■ **Task inputs**
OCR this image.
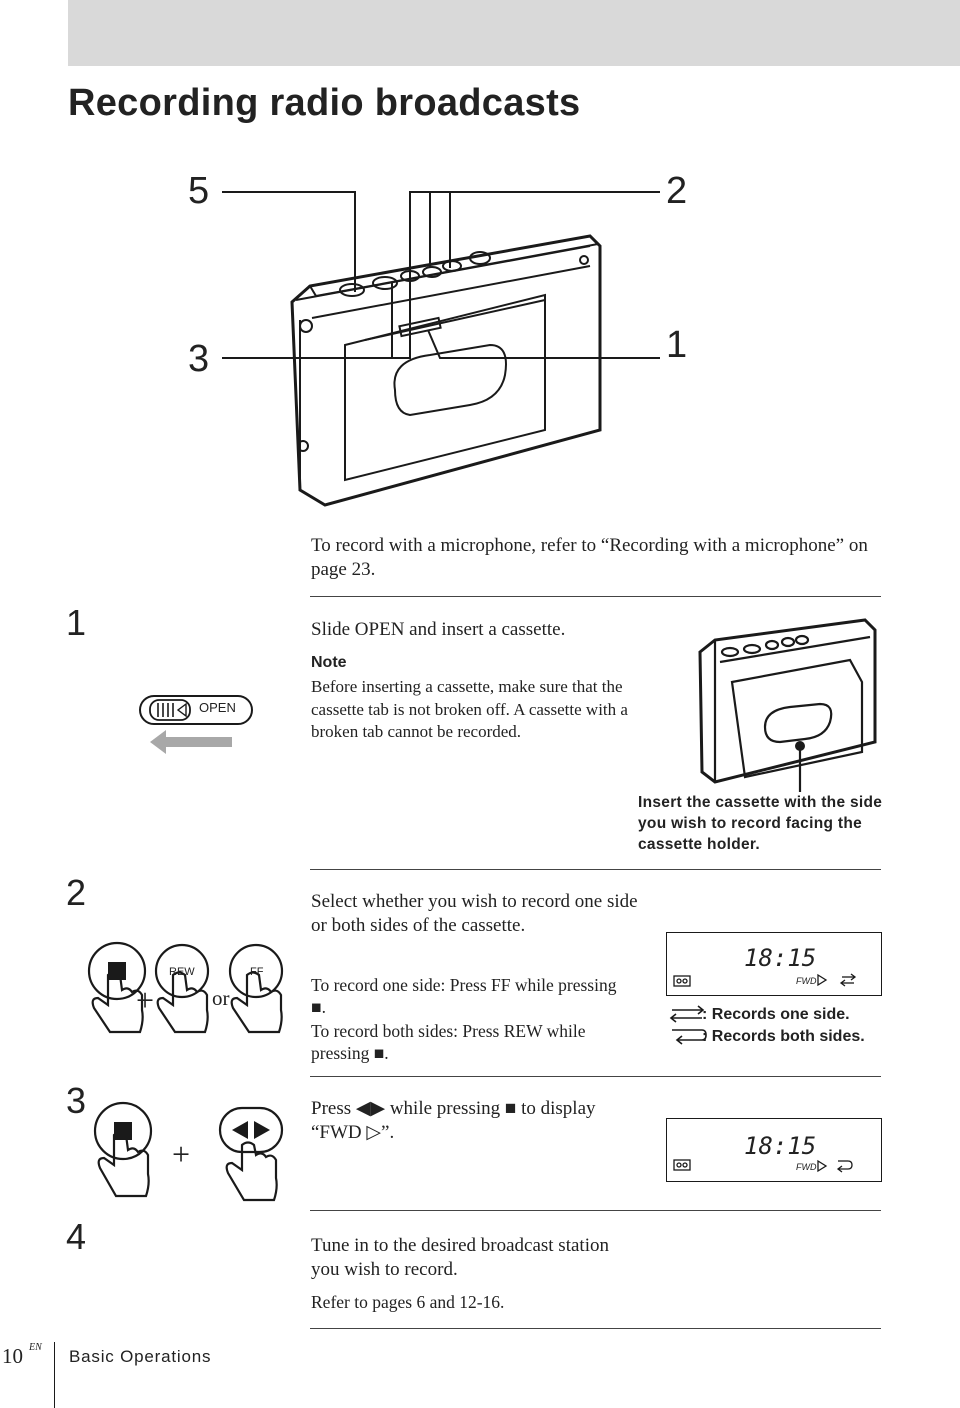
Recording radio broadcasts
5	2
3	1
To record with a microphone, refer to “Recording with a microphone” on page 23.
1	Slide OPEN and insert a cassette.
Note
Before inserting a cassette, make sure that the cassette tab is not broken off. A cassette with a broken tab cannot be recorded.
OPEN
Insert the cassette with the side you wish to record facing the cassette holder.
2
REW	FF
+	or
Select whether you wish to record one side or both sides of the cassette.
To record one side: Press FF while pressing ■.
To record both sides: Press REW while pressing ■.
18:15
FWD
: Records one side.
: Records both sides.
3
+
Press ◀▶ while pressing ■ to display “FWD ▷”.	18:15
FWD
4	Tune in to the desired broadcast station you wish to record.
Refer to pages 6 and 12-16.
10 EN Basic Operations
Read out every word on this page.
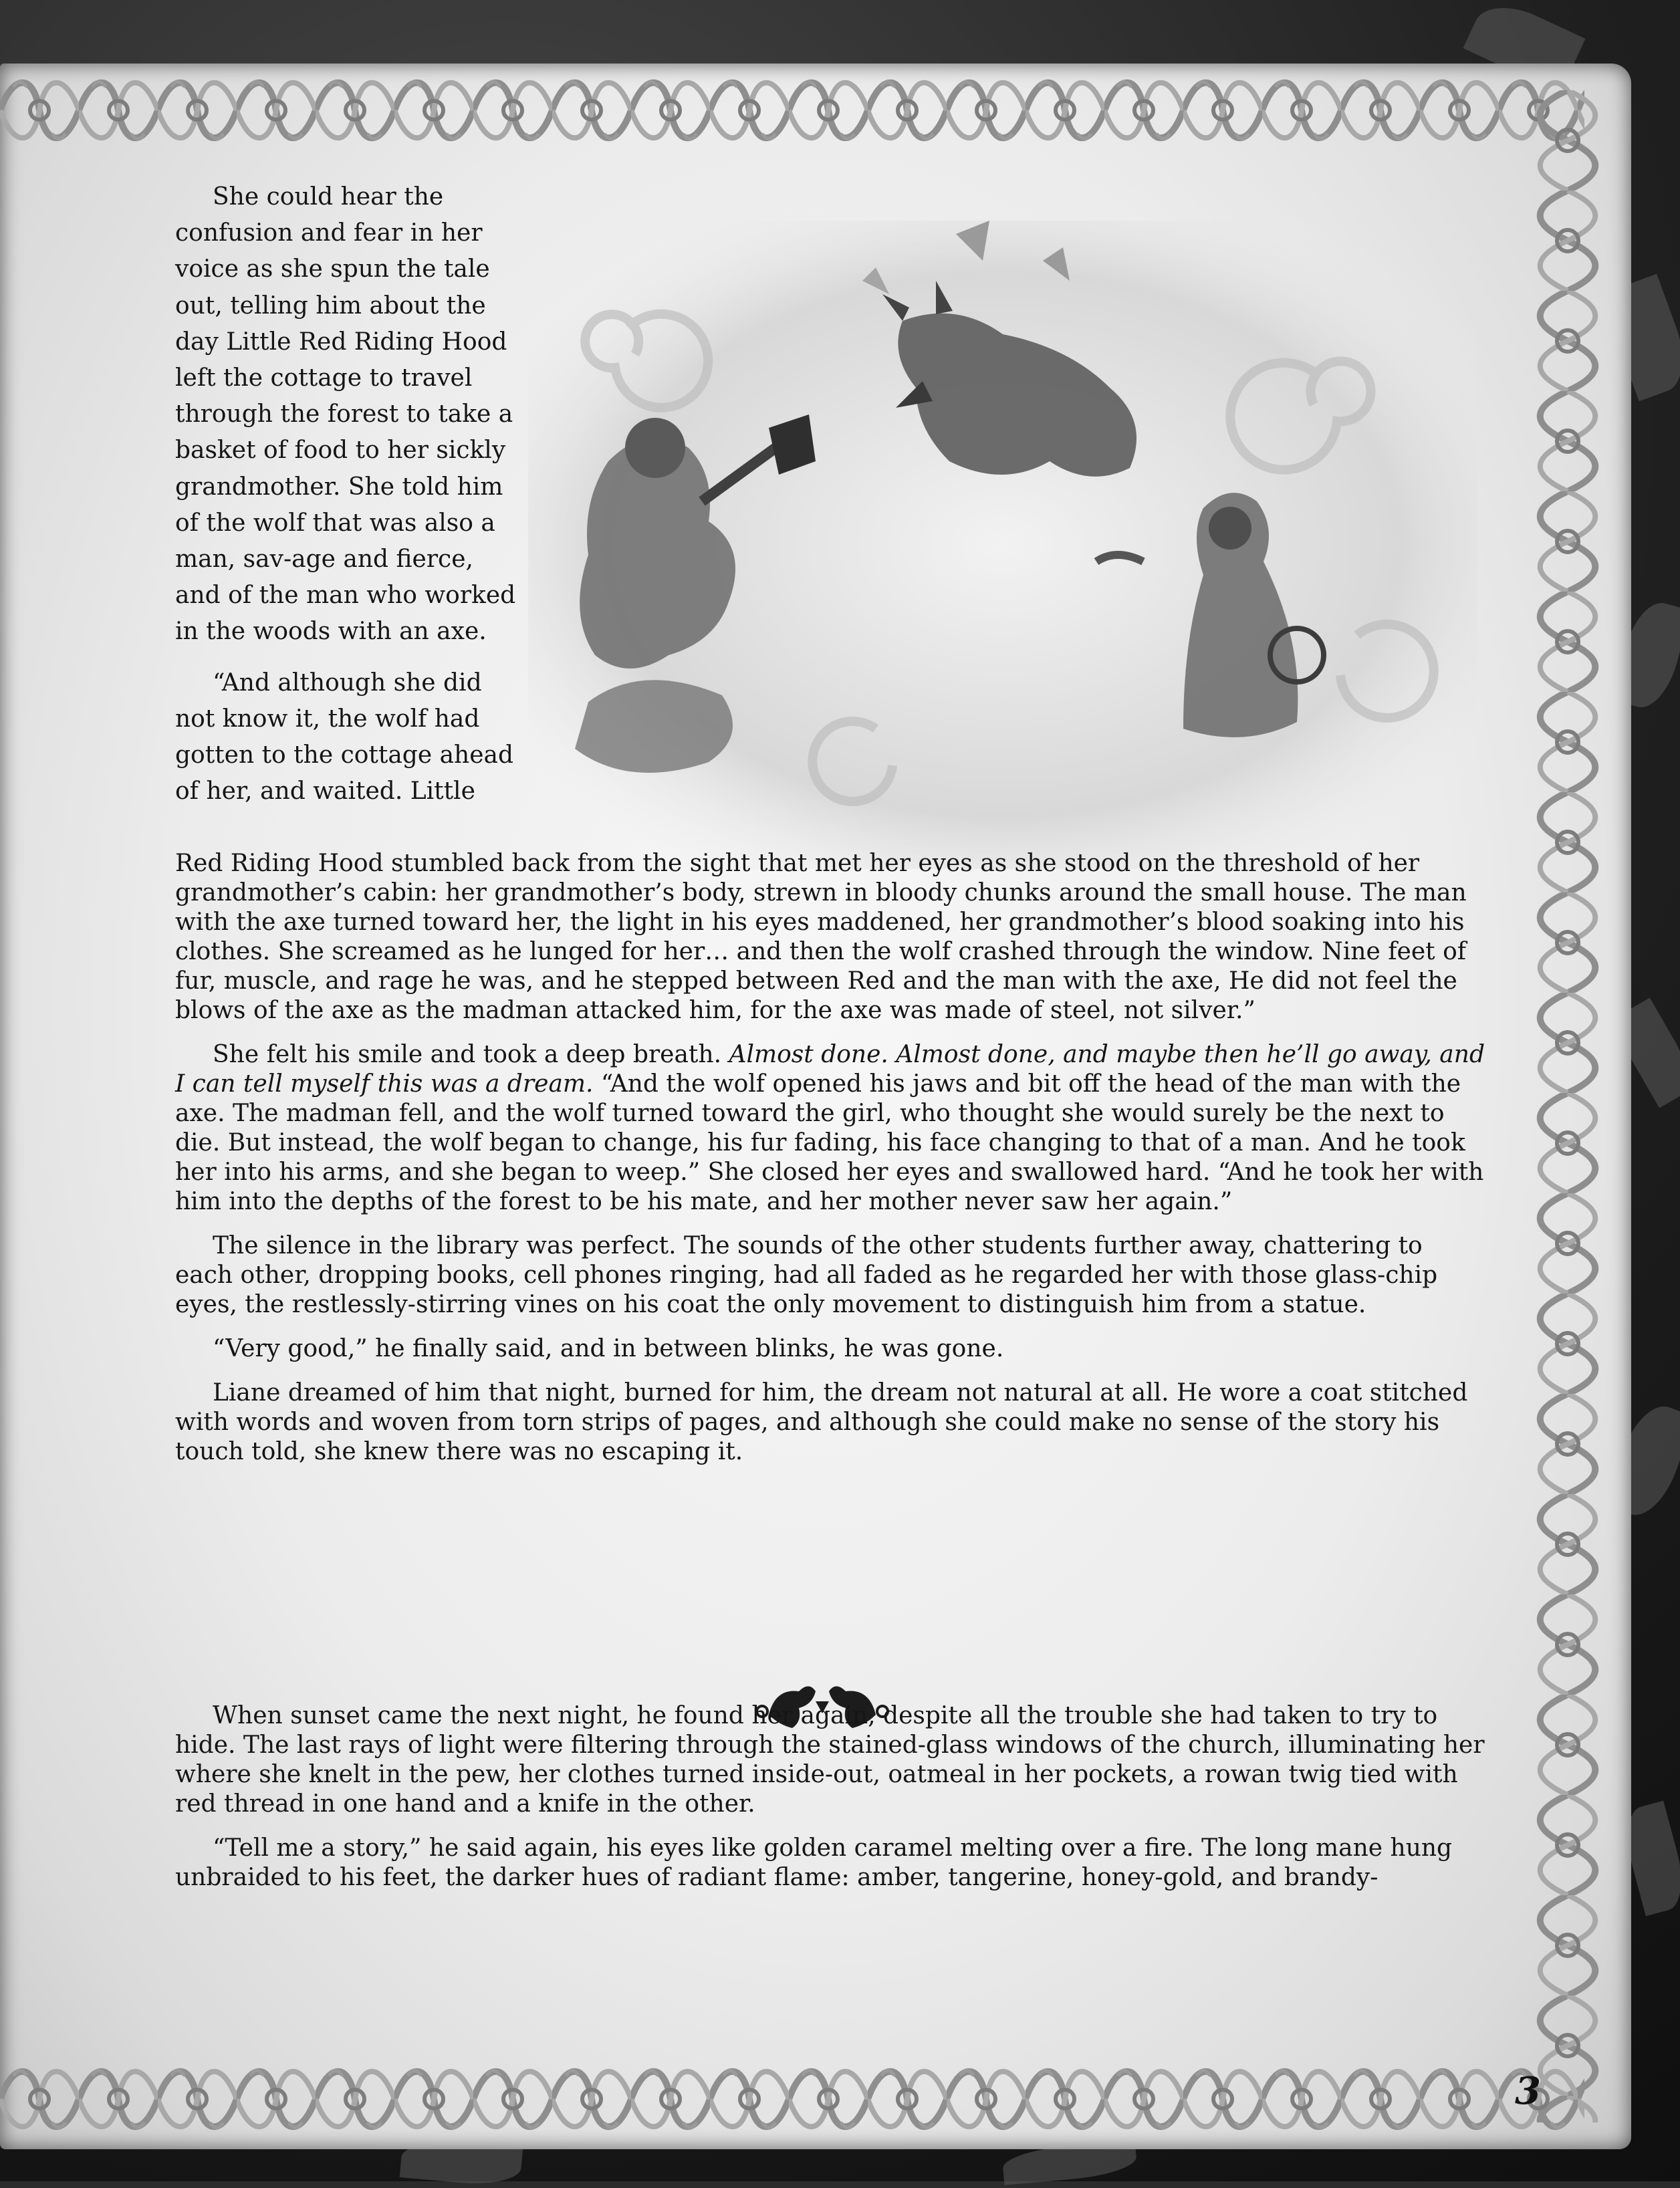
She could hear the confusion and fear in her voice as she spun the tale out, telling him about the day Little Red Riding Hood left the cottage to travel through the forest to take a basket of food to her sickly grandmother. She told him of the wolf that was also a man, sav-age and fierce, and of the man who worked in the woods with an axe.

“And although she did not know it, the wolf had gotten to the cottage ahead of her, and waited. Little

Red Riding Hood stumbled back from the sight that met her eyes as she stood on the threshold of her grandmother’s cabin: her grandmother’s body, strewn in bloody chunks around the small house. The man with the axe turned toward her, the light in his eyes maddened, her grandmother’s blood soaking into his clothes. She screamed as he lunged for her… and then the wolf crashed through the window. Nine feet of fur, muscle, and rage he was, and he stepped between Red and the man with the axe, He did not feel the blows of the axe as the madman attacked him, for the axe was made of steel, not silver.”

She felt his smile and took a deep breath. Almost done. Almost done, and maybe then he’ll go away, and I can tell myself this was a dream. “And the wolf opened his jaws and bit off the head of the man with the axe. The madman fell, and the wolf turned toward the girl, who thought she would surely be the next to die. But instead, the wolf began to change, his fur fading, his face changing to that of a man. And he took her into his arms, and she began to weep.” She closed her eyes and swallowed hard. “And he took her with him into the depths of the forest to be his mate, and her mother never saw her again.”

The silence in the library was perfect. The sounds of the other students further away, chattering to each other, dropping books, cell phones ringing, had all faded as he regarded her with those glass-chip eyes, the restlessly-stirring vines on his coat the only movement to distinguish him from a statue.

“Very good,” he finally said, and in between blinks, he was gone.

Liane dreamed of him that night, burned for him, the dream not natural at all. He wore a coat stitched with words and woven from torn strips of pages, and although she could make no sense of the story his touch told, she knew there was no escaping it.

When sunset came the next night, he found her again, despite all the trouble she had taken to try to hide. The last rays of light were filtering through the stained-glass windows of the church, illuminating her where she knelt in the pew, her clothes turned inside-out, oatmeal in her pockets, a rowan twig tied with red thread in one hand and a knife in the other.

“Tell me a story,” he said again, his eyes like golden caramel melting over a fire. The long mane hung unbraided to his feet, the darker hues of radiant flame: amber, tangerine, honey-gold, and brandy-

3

■ **What the task requires**
Scan the material above for the string "feet" and report each line where you find it.

■ **Output for this task**
Red Riding Hood stumbled back from the sight that met her eyes as she stood on the threshold of her grandmother’s cabin: her grandmother’s body, strewn in bloody chunks around the small house. The man with the axe turned toward her, the light in his eyes maddened, her grandmother’s blood soaking into his clothes. She screamed as he lunged for her… and then the wolf crashed through the window. Nine feet of fur, muscle, and rage he was, and he stepped between Red and the man with the axe, He did not feel the blows of the axe as the madman attacked him, for the axe was made of steel, not silver.”
“Tell me a story,” he said again, his eyes like golden caramel melting over a fire. The long mane hung unbraided to his feet, the darker hues of radiant flame: amber, tangerine, honey-gold, and brandy-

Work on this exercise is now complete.